Exercise instructions:
Each entry must be given again exactly; images do not belong in the copy.

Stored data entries
══════════════════════════════
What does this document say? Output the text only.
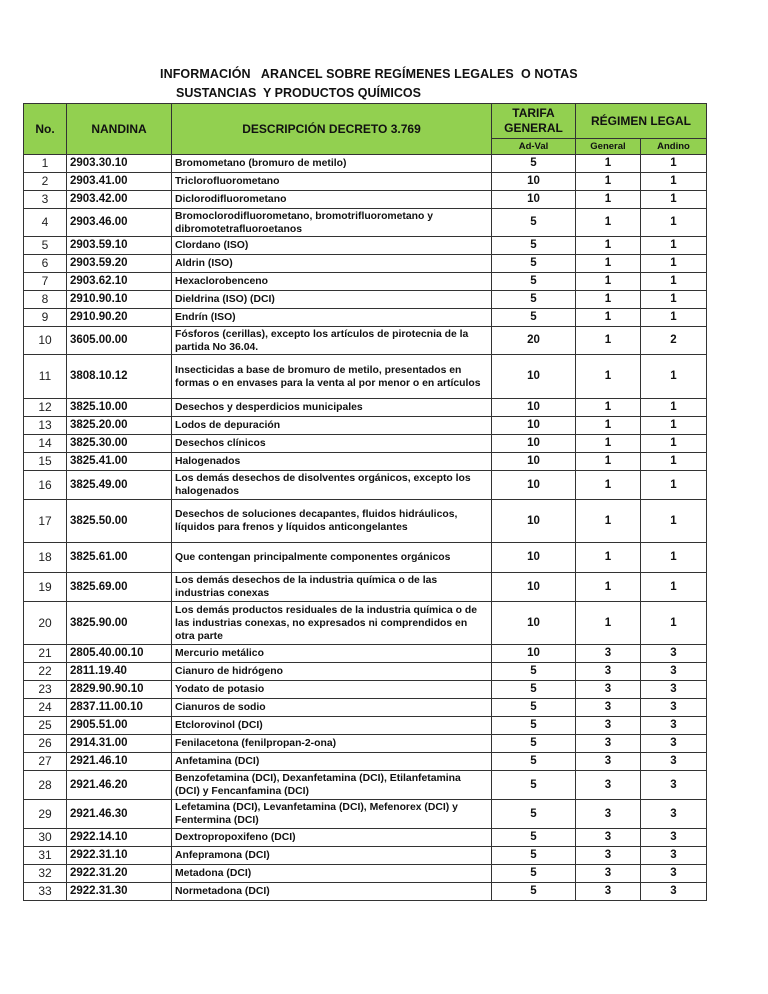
INFORMACIÓN   ARANCEL SOBRE REGÍMENES LEGALES  O NOTAS
SUSTANCIAS  Y PRODUCTOS QUÍMICOS
No.	NANDINA	DESCRIPCIÓN DECRETO 3.769	TARIFA GENERAL	RÉGIMEN LEGAL	
			Ad-Val	General	Andino
1	2903.30.10	Bromometano (bromuro de metilo)	5	1	1
2	2903.41.00	Triclorofluorometano	10	1	1
3	2903.42.00	Diclorodifluorometano	10	1	1
4	2903.46.00	Bromoclorodifluorometano, bromotrifluorometano y dibromotetrafluoroetanos	5	1	1
5	2903.59.10	Clordano (ISO)	5	1	1
6	2903.59.20	Aldrin (ISO)	5	1	1
7	2903.62.10	Hexaclorobenceno	5	1	1
8	2910.90.10	Dieldrina (ISO) (DCI)	5	1	1
9	2910.90.20	Endrín (ISO)	5	1	1
10	3605.00.00	Fósforos (cerillas), excepto los artículos de pirotecnia de la partida No 36.04.	20	1	2
11	3808.10.12	Insecticidas a base de bromuro de metilo, presentados en formas o en envases para la venta al por menor o en artículos	10	1	1
12	3825.10.00	Desechos y desperdicios municipales	10	1	1
13	3825.20.00	Lodos de depuración	10	1	1
14	3825.30.00	Desechos clínicos	10	1	1
15	3825.41.00	Halogenados	10	1	1
16	3825.49.00	Los demás desechos de disolventes orgánicos, excepto los halogenados	10	1	1
17	3825.50.00	Desechos de soluciones decapantes, fluidos hidráulicos, líquidos para frenos y líquidos anticongelantes	10	1	1
18	3825.61.00	Que contengan principalmente componentes orgánicos	10	1	1
19	3825.69.00	Los demás desechos de la industria química o de las industrias conexas	10	1	1
20	3825.90.00	Los demás productos residuales de la industria química o de las industrias conexas, no expresados ni comprendidos en otra parte	10	1	1
21	2805.40.00.10	Mercurio metálico	10	3	3
22	2811.19.40	Cianuro de hidrógeno	5	3	3
23	2829.90.90.10	Yodato de potasio	5	3	3
24	2837.11.00.10	Cianuros de sodio	5	3	3
25	2905.51.00	Etclorovinol (DCI)	5	3	3
26	2914.31.00	Fenilacetona (fenilpropan-2-ona)	5	3	3
27	2921.46.10	Anfetamina (DCI)	5	3	3
28	2921.46.20	Benzofetamina (DCI), Dexanfetamina (DCI), Etilanfetamina (DCI) y Fencanfamina (DCI)	5	3	3
29	2921.46.30	Lefetamina (DCI), Levanfetamina (DCI), Mefenorex (DCI) y Fentermina (DCI)	5	3	3
30	2922.14.10	Dextropropoxifeno (DCI)	5	3	3
31	2922.31.10	Anfepramona (DCI)	5	3	3
32	2922.31.20	Metadona (DCI)	5	3	3
33	2922.31.30	Normetadona (DCI)	5	3	3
══════════════════════════════
Result for this task:
What does this document say? Output the text only.
INFORMACIÓN   ARANCEL SOBRE REGÍMENES LEGALES  O NOTAS
SUSTANCIAS  Y PRODUCTOS QUÍMICOS
No.	NANDINA	DESCRIPCIÓN DECRETO 3.769	TARIFA GENERAL	RÉGIMEN LEGAL	
			Ad-Val	General	Andino
1	2903.30.10	Bromometano (bromuro de metilo)	5	1	1
2	2903.41.00	Triclorofluorometano	10	1	1
3	2903.42.00	Diclorodifluorometano	10	1	1
4	2903.46.00	Bromoclorodifluorometano, bromotrifluorometano y dibromotetrafluoroetanos	5	1	1
5	2903.59.10	Clordano (ISO)	5	1	1
6	2903.59.20	Aldrin (ISO)	5	1	1
7	2903.62.10	Hexaclorobenceno	5	1	1
8	2910.90.10	Dieldrina (ISO) (DCI)	5	1	1
9	2910.90.20	Endrín (ISO)	5	1	1
10	3605.00.00	Fósforos (cerillas), excepto los artículos de pirotecnia de la partida No 36.04.	20	1	2
11	3808.10.12	Insecticidas a base de bromuro de metilo, presentados en formas o en envases para la venta al por menor o en artículos	10	1	1
12	3825.10.00	Desechos y desperdicios municipales	10	1	1
13	3825.20.00	Lodos de depuración	10	1	1
14	3825.30.00	Desechos clínicos	10	1	1
15	3825.41.00	Halogenados	10	1	1
16	3825.49.00	Los demás desechos de disolventes orgánicos, excepto los halogenados	10	1	1
17	3825.50.00	Desechos de soluciones decapantes, fluidos hidráulicos, líquidos para frenos y líquidos anticongelantes	10	1	1
18	3825.61.00	Que contengan principalmente componentes orgánicos	10	1	1
19	3825.69.00	Los demás desechos de la industria química o de las industrias conexas	10	1	1
20	3825.90.00	Los demás productos residuales de la industria química o de las industrias conexas, no expresados ni comprendidos en otra parte	10	1	1
21	2805.40.00.10	Mercurio metálico	10	3	3
22	2811.19.40	Cianuro de hidrógeno	5	3	3
23	2829.90.90.10	Yodato de potasio	5	3	3
24	2837.11.00.10	Cianuros de sodio	5	3	3
25	2905.51.00	Etclorovinol (DCI)	5	3	3
26	2914.31.00	Fenilacetona (fenilpropan-2-ona)	5	3	3
27	2921.46.10	Anfetamina (DCI)	5	3	3
28	2921.46.20	Benzofetamina (DCI), Dexanfetamina (DCI), Etilanfetamina (DCI) y Fencanfamina (DCI)	5	3	3
29	2921.46.30	Lefetamina (DCI), Levanfetamina (DCI), Mefenorex (DCI) y Fentermina (DCI)	5	3	3
30	2922.14.10	Dextropropoxifeno (DCI)	5	3	3
31	2922.31.10	Anfepramona (DCI)	5	3	3
32	2922.31.20	Metadona (DCI)	5	3	3
33	2922.31.30	Normetadona (DCI)	5	3	3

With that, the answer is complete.